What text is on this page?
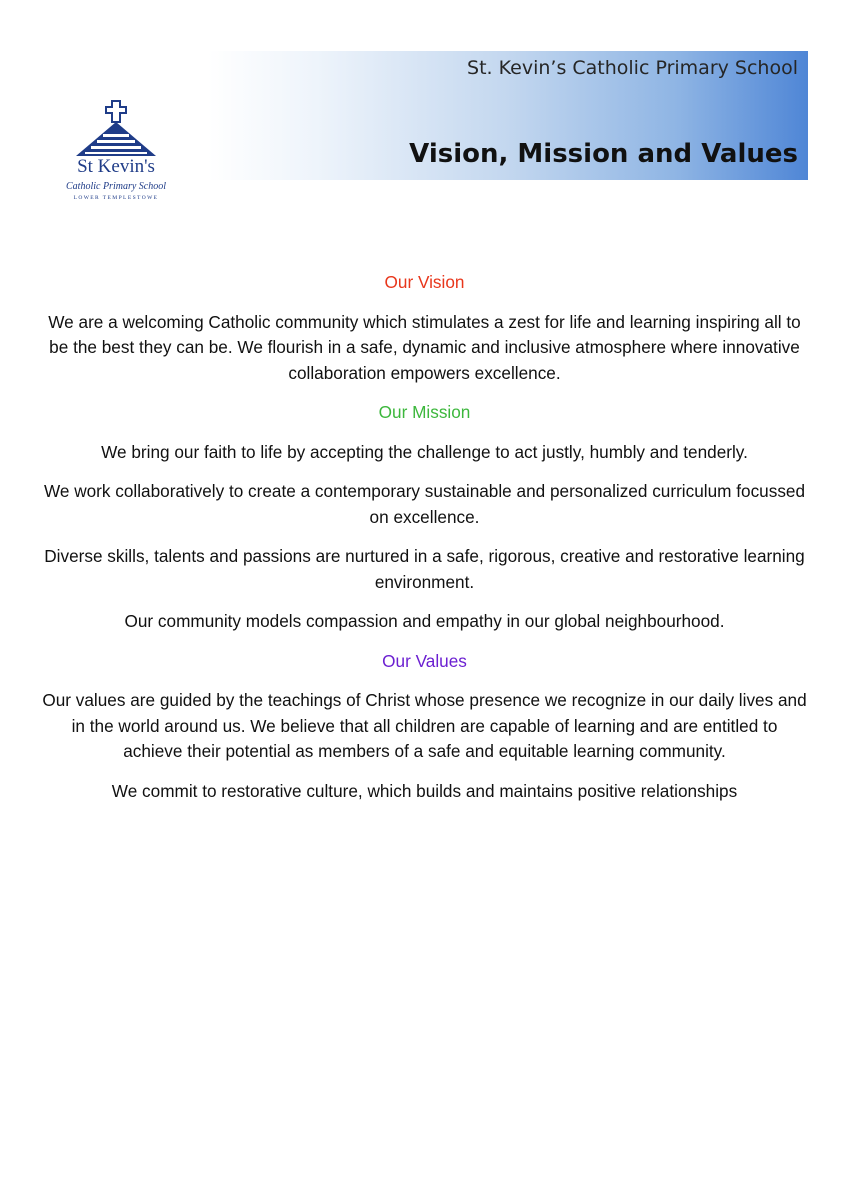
St Kevin's
Catholic Primary School
LOWER TEMPLESTOWE
St. Kevin’s Catholic Primary School
Vision, Mission and Values
Our Vision

We are a welcoming Catholic community which stimulates a zest for life and learning inspiring all to be the best they can be. We flourish in a safe, dynamic and inclusive atmosphere where innovative collaboration empowers excellence.

Our Mission

We bring our faith to life by accepting the challenge to act justly, humbly and tenderly.

We work collaboratively to create a contemporary sustainable and personalized curriculum focussed on excellence.

Diverse skills, talents and passions are nurtured in a safe, rigorous, creative and restorative learning environment.

Our community models compassion and empathy in our global neighbourhood.

Our Values

Our values are guided by the teachings of Christ whose presence we recognize in our daily lives and in the world around us. We believe that all children are capable of learning and are entitled to achieve their potential as members of a safe and equitable learning community.

We commit to restorative culture, which builds and maintains positive relationships
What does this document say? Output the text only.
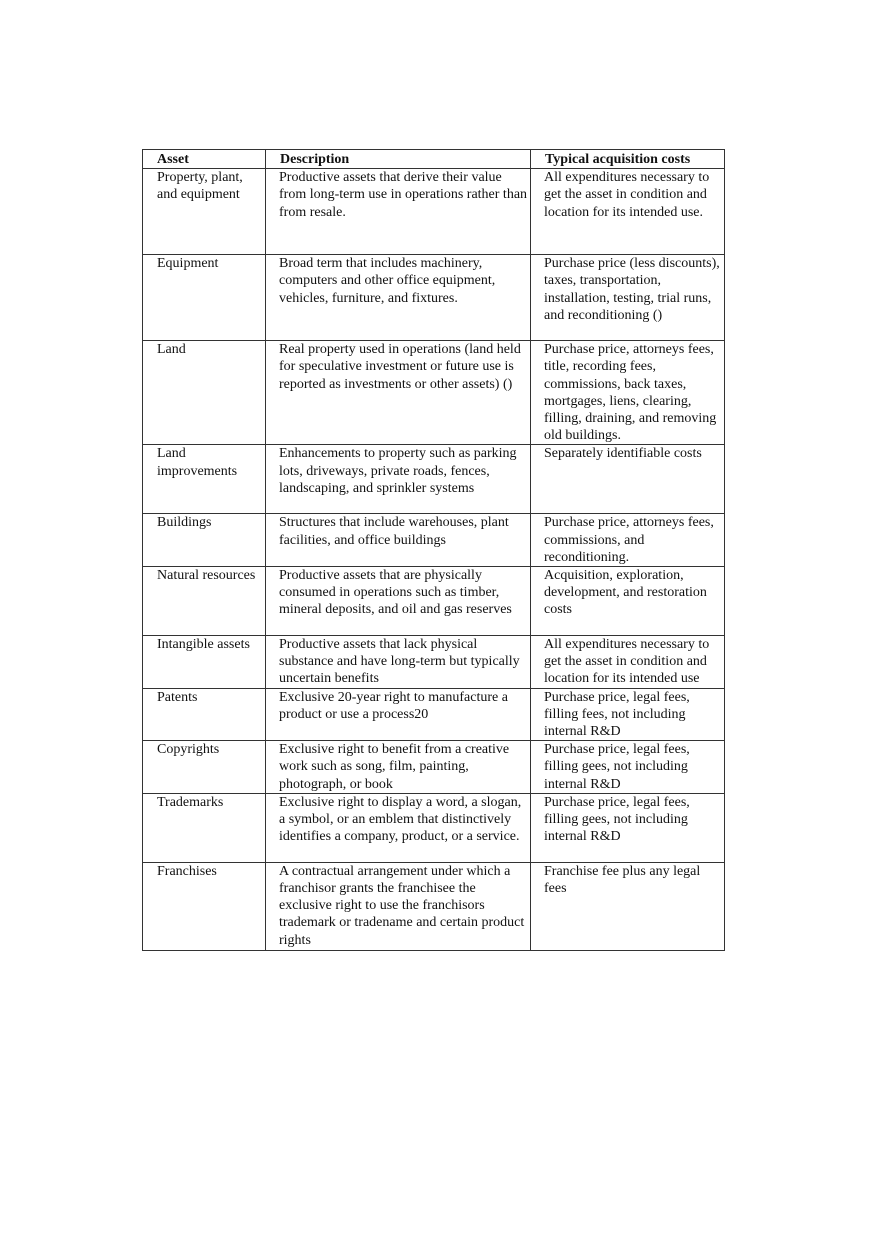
Asset	Description	Typical acquisition costs
Property, plant, and equipment	Productive assets that derive their value from long-term use in operations rather than from resale.	All expenditures necessary to get the asset in condition and location for its intended use.
Equipment	Broad term that includes machinery, computers and other office equipment, vehicles, furniture, and fixtures.	Purchase price (less discounts), taxes, transportation, installation, testing, trial runs, and reconditioning ()
Land	Real property used in operations (land held for speculative investment or future use is reported as investments or other assets) ()	Purchase price, attorneys fees, title, recording fees, commissions, back taxes, mortgages, liens, clearing, filling, draining, and removing old buildings.
Land improvements	Enhancements to property such as parking lots, driveways, private roads, fences, landscaping, and sprinkler systems	Separately identifiable costs
Buildings	Structures that include warehouses, plant facilities, and office buildings	Purchase price, attorneys fees, commissions, and reconditioning.
Natural resources	Productive assets that are physically consumed in operations such as timber, mineral deposits, and oil and gas reserves	Acquisition, exploration, development, and restoration costs
Intangible assets	Productive assets that lack physical substance and have long-term but typically uncertain benefits	All expenditures necessary to get the asset in condition and location for its intended use
Patents	Exclusive 20-year right to manufacture a product or use a process20	Purchase price, legal fees, filling fees, not including internal R&D
Copyrights	Exclusive right to benefit from a creative work such as song, film, painting, photograph, or book	Purchase price, legal fees, filling gees, not including internal R&D
Trademarks	Exclusive right to display a word, a slogan, a symbol, or an emblem that distinctively identifies a company, product, or a service.	Purchase price, legal fees, filling gees, not including internal R&D
Franchises	A contractual arrangement under which a franchisor grants the franchisee the exclusive right to use the franchisors trademark or tradename and certain product rights	Franchise fee plus any legal fees
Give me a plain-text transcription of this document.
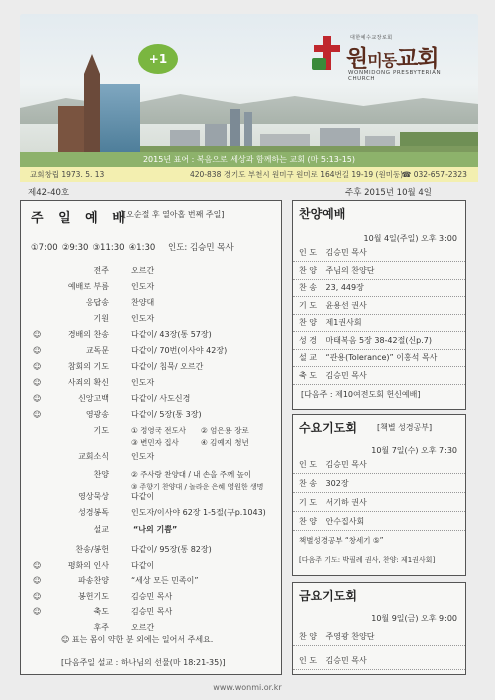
+1
대한예수교장로회
원미동교회
WONMIDONG PRESBYTERIAN CHURCH
2015년 표어 : 복음으로 세상과 함께하는 교회 (마 5:13-15)
교회창립 1973. 5. 13	420-838 경기도 부천시 원미구 원미로 164번길 19-19 (원미동)
☎ 032-657-2323
제42-40호	주후 2015년 10월 4일
주 일 예 배
[오순절 후 열아홉 번째 주일]
①7:00 ②9:30 ③11:30 ④1:30 인도: 김승민 목사
전주	오르간
예배로 부름	인도자
응답송	찬양대
기원	인도자
☺	경배의 찬송	다같이/ 43장(통 57장)
☺	교독문	다같이/ 70번(이사야 42장)
☺	참회의 기도	다같이/ 침묵/ 오르간
☺	사죄의 확신	인도자
☺	신앙고백	다같이/ 사도신경
☺	영광송	다같이/ 5장(통 3장)
기도	① 정영국 전도사 ② 엄은용 장로
③ 변민자 집사	④ 김예지 청년
교회소식	인도자
찬양	② 주사랑 찬양대 / 내 손을 주께 높이
③ 주향기 찬양대 / 놀라운 은혜 영원한 생명
영상묵상	다같이
성경봉독	인도자/이사야 62장 1-5절(구p.1043)
설교	“나의 기쁨”
찬송/봉헌	다같이/ 95장(통 82장)
☺	평화의 인사	다같이
☺	파송찬양	“세상 모든 민족이”
☺	봉헌기도	김승민 목사
☺	축도	김승민 목사
후주	오르간
☺ 표는 몸이 약한 분 외에는 일어서 주세요.
[다음주일 설교 : 하나님의 선물(마 18:21-35)]
찬양예배
10월 4일(주일) 오후 3:00
인 도 김승민 목사
찬 양 주님의 찬양단
찬 송 23, 449장
기 도 윤용선 권사
찬 양 제1권사회
성 경 마태복음 5장 38-42절(신p.7)
설 교 “관용(Tolerance)” 이홍석 목사
축 도 김승민 목사
[다음주 : 제10여전도회 헌신예배]
수요기도회	[책별 성경공부]
10월 7일(수) 오후 7:30
인 도 김승민 목사
찬 송 302장
기 도 서기하 권사
찬 양 안수집사회
책별성경공부 “창세기 ⑤”
[다음주 기도: 박필례 권사, 찬양: 제1권사회]
금요기도회
10월 9일(금) 오후 9:00
찬 양 주영광 찬양단
인 도 김승민 목사
www.wonmi.or.kr
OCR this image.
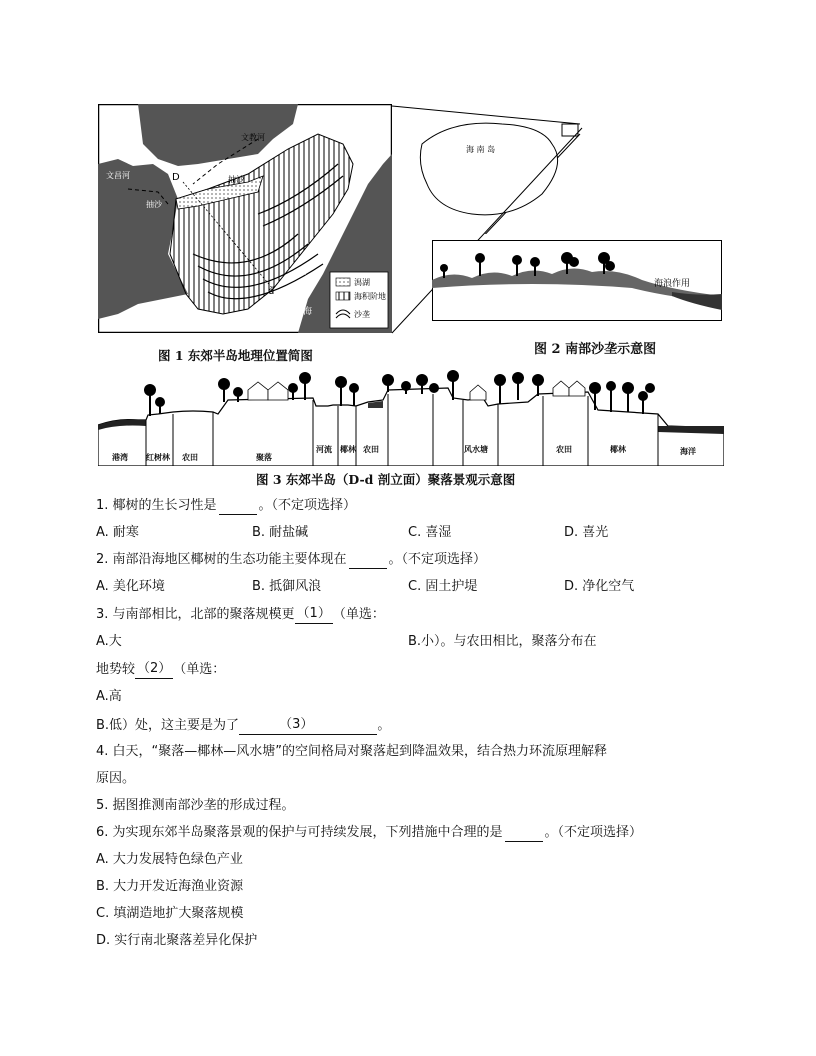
文教河
文昌河	D
d
抽沙
抽沙
南
海
潟湖
海积阶地
沙垄
海 南 岛
图 1 东郊半岛地理位置简图
海浪作用
图 2 南部沙垄示意图
港湾 红树林 农田	聚落
河流 椰林 农田	风水塘	农田	椰林	海洋
图 3 东郊半岛（D-d 剖立面）聚落景观示意图
1. 椰树的生长习性是	。（不定项选择）
A. 耐寒	B. 耐盐碱	C. 喜湿	D. 喜光
2. 南部沿海地区椰树的生态功能主要体现在	。（不定项选择）
A. 美化环境	B. 抵御风浪	C. 固土护堤	D. 净化空气
3. 与南部相比，北部的聚落规模更 （1） （单选：
A.大	B.小）。与农田相比，聚落分布在
地势较 （2） （单选：
A.高
B.低）处，这主要是为了	（3）	。
4. 白天，“聚落—椰林—风水塘”的空间格局对聚落起到降温效果，结合热力环流原理解释
原因。
5. 据图推测南部沙垄的形成过程。
6. 为实现东郊半岛聚落景观的保护与可持续发展，下列措施中合理的是	。（不定项选择）
A. 大力发展特色绿色产业
B. 大力开发近海渔业资源
C. 填湖造地扩大聚落规模
D. 实行南北聚落差异化保护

++++++++++

▶ _JOB_
Print every entry above again without changing a word, and omit the pictures.

▶ _THE RESPONSE_
What text is on this page?
St Kevin's
Catholic Primary School
LOWER TEMPLESTOWE
St. Kevin’s Catholic Primary School
Vision, Mission and Values
Our Vision

We are a welcoming Catholic community which stimulates a zest for life and learning inspiring all to be the best they can be. We flourish in a safe, dynamic and inclusive atmosphere where innovative collaboration empowers excellence.

Our Mission

We bring our faith to life by accepting the challenge to act justly, humbly and tenderly.

We work collaboratively to create a contemporary sustainable and personalized curriculum focussed on excellence.

Diverse skills, talents and passions are nurtured in a safe, rigorous, creative and restorative learning environment.

Our community models compassion and empathy in our global neighbourhood.

Our Values

Our values are guided by the teachings of Christ whose presence we recognize in our daily lives and in the world around us. We believe that all children are capable of learning and are entitled to achieve their potential as members of a safe and equitable learning community.

We commit to restorative culture, which builds and maintains positive relationships
What does this document say? Output the text only.
Asset	Description	Typical acquisition costs
Property, plant, and equipment	Productive assets that derive their value from long-term use in operations rather than from resale.	All expenditures necessary to get the asset in condition and location for its intended use.
Equipment	Broad term that includes machinery, computers and other office equipment, vehicles, furniture, and fixtures.	Purchase price (less discounts), taxes, transportation, installation, testing, trial runs, and reconditioning ()
Land	Real property used in operations (land held for speculative investment or future use is reported as investments or other assets) ()	Purchase price, attorneys fees, title, recording fees, commissions, back taxes, mortgages, liens, clearing, filling, draining, and removing old buildings.
Land improvements	Enhancements to property such as parking lots, driveways, private roads, fences, landscaping, and sprinkler systems	Separately identifiable costs
Buildings	Structures that include warehouses, plant facilities, and office buildings	Purchase price, attorneys fees, commissions, and reconditioning.
Natural resources	Productive assets that are physically consumed in operations such as timber, mineral deposits, and oil and gas reserves	Acquisition, exploration, development, and restoration costs
Intangible assets	Productive assets that lack physical substance and have long-term but typically uncertain benefits	All expenditures necessary to get the asset in condition and location for its intended use
Patents	Exclusive 20-year right to manufacture a product or use a process20	Purchase price, legal fees, filling fees, not including internal R&D
Copyrights	Exclusive right to benefit from a creative work such as song, film, painting, photograph, or book	Purchase price, legal fees, filling gees, not including internal R&D
Trademarks	Exclusive right to display a word, a slogan, a symbol, or an emblem that distinctively identifies a company, product, or a service.	Purchase price, legal fees, filling gees, not including internal R&D
Franchises	A contractual arrangement under which a franchisor grants the franchisee the exclusive right to use the franchisors trademark or tradename and certain product rights	Franchise fee plus any legal fees
Give me a plain-text transcription of this document.
+1
대한예수교장로회
원미동교회
WONMIDONG PRESBYTERIAN CHURCH
2015년 표어 : 복음으로 세상과 함께하는 교회 (마 5:13-15)
교회창립 1973. 5. 13	420-838 경기도 부천시 원미구 원미로 164번길 19-19 (원미동)
☎ 032-657-2323
제42-40호	주후 2015년 10월 4일
주 일 예 배
[오순절 후 열아홉 번째 주일]
①7:00 ②9:30 ③11:30 ④1:30 인도: 김승민 목사
전주	오르간
예배로 부름	인도자
응답송	찬양대
기원	인도자
☺	경배의 찬송	다같이/ 43장(통 57장)
☺	교독문	다같이/ 70번(이사야 42장)
☺	참회의 기도	다같이/ 침묵/ 오르간
☺	사죄의 확신	인도자
☺	신앙고백	다같이/ 사도신경
☺	영광송	다같이/ 5장(통 3장)
기도	① 정영국 전도사 ② 엄은용 장로
③ 변민자 집사	④ 김예지 청년
교회소식	인도자
찬양	② 주사랑 찬양대 / 내 손을 주께 높이
③ 주향기 찬양대 / 놀라운 은혜 영원한 생명
영상묵상	다같이
성경봉독	인도자/이사야 62장 1-5절(구p.1043)
설교	“나의 기쁨”
찬송/봉헌	다같이/ 95장(통 82장)
☺	평화의 인사	다같이
☺	파송찬양	“세상 모든 민족이”
☺	봉헌기도	김승민 목사
☺	축도	김승민 목사
후주	오르간
☺ 표는 몸이 약한 분 외에는 일어서 주세요.
[다음주일 설교 : 하나님의 선물(마 18:21-35)]
찬양예배
10월 4일(주일) 오후 3:00
인 도 김승민 목사
찬 양 주님의 찬양단
찬 송 23, 449장
기 도 윤용선 권사
찬 양 제1권사회
성 경 마태복음 5장 38-42절(신p.7)
설 교 “관용(Tolerance)” 이홍석 목사
축 도 김승민 목사
[다음주 : 제10여전도회 헌신예배]
수요기도회	[책별 성경공부]
10월 7일(수) 오후 7:30
인 도 김승민 목사
찬 송 302장
기 도 서기하 권사
찬 양 안수집사회
책별성경공부 “창세기 ⑤”
[다음주 기도: 박필례 권사, 찬양: 제1권사회]
금요기도회
10월 9일(금) 오후 9:00
찬 양 주영광 찬양단
인 도 김승민 목사
www.wonmi.or.kr
OCR this image.
文教河
文昌河	D
d
抽沙
抽沙
南
海
潟湖
海积阶地
沙垄
海 南 岛
图 1 东郊半岛地理位置简图
海浪作用
图 2 南部沙垄示意图
港湾 红树林 农田	聚落
河流 椰林 农田	风水塘	农田	椰林	海洋
图 3 东郊半岛（D-d 剖立面）聚落景观示意图
1. 椰树的生长习性是	。（不定项选择）
A. 耐寒	B. 耐盐碱	C. 喜湿	D. 喜光
2. 南部沿海地区椰树的生态功能主要体现在	。（不定项选择）
A. 美化环境	B. 抵御风浪	C. 固土护堤	D. 净化空气
3. 与南部相比，北部的聚落规模更 （1） （单选：
A.大	B.小）。与农田相比，聚落分布在
地势较 （2） （单选：
A.高
B.低）处，这主要是为了	（3）	。
4. 白天，“聚落—椰林—风水塘”的空间格局对聚落起到降温效果，结合热力环流原理解释
原因。
5. 据图推测南部沙垄的形成过程。
6. 为实现东郊半岛聚落景观的保护与可持续发展，下列措施中合理的是	。（不定项选择）
A. 大力发展特色绿色产业
B. 大力开发近海渔业资源
C. 填湖造地扩大聚落规模
D. 实行南北聚落差异化保护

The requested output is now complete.